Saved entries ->
[start]

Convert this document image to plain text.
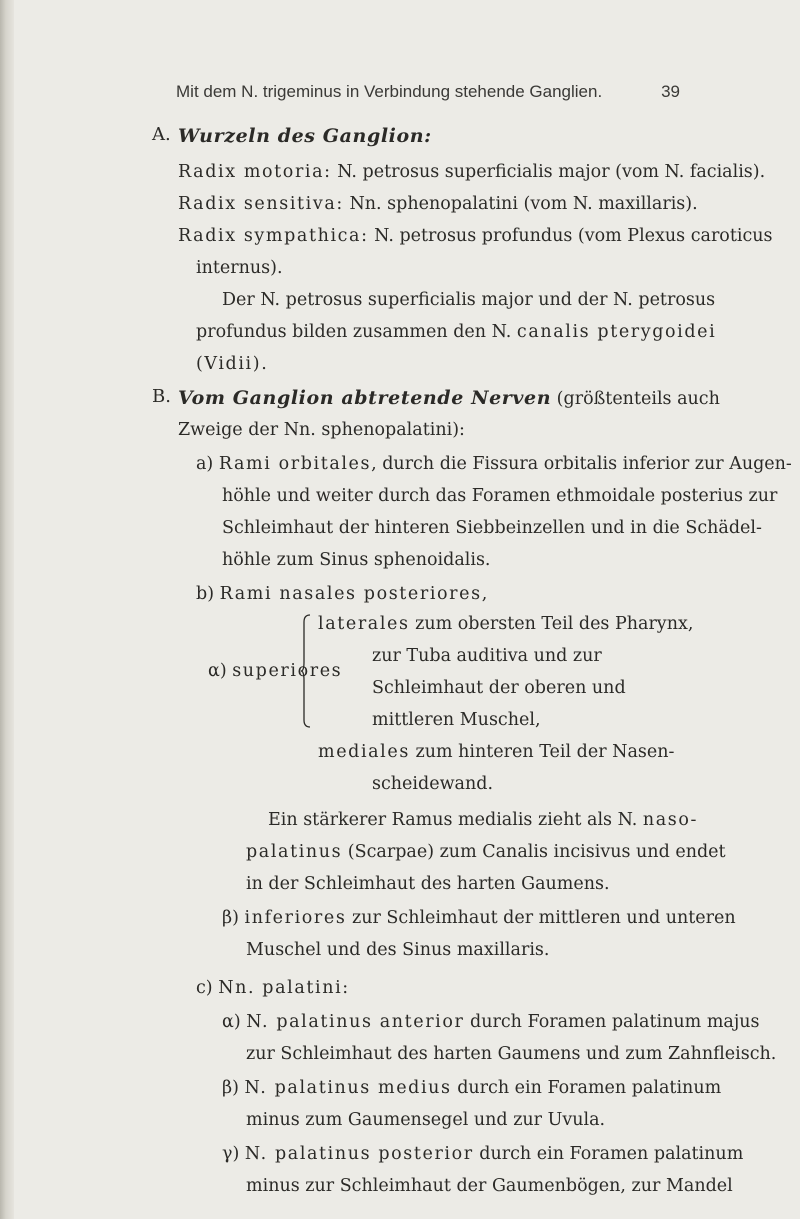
Mit dem N. trigeminus in Verbindung stehende Ganglien.	39
A. Wurzeln des Ganglion:
Radix motoria: N. petrosus superficialis major (vom N. facialis).
Radix sensitiva: Nn. sphenopalatini (vom N. maxillaris).
Radix sympathica: N. petrosus profundus (vom Plexus caroticus
internus).
Der N. petrosus superficialis major und der N. petrosus
profundus bilden zusammen den N. canalis pterygoidei
(Vidii).
B. Vom Ganglion abtretende Nerven (größtenteils auch
Zweige der Nn. sphenopalatini):
a) Rami orbitales, durch die Fissura orbitalis inferior zur Augen-
höhle und weiter durch das Foramen ethmoidale posterius zur
Schleimhaut der hinteren Siebbeinzellen und in die Schädel-
höhle zum Sinus sphenoidalis.
b) Rami nasales posteriores,
α) superiores
laterales zum obersten Teil des Pharynx,
zur Tuba auditiva und zur
Schleimhaut der oberen und
mittleren Muschel,
mediales zum hinteren Teil der Nasen-
scheidewand.
Ein stärkerer Ramus medialis zieht als N. naso-
palatinus (Scarpae) zum Canalis incisivus und endet
in der Schleimhaut des harten Gaumens.
β) inferiores zur Schleimhaut der mittleren und unteren
Muschel und des Sinus maxillaris.
c) Nn. palatini:
α) N. palatinus anterior durch Foramen palatinum majus
zur Schleimhaut des harten Gaumens und zum Zahnfleisch.
β) N. palatinus medius durch ein Foramen palatinum
minus zum Gaumensegel und zur Uvula.
γ) N. palatinus posterior durch ein Foramen palatinum
minus zur Schleimhaut der Gaumenbögen, zur Mandel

[end]

Directions ->
Single out each line of the records above with the string "hinteren" in it, and copy it.

Result for this exercise ->
Schleimhaut der hinteren Siebbeinzellen und in die Schädel-
mediales zum hinteren Teil der Nasen-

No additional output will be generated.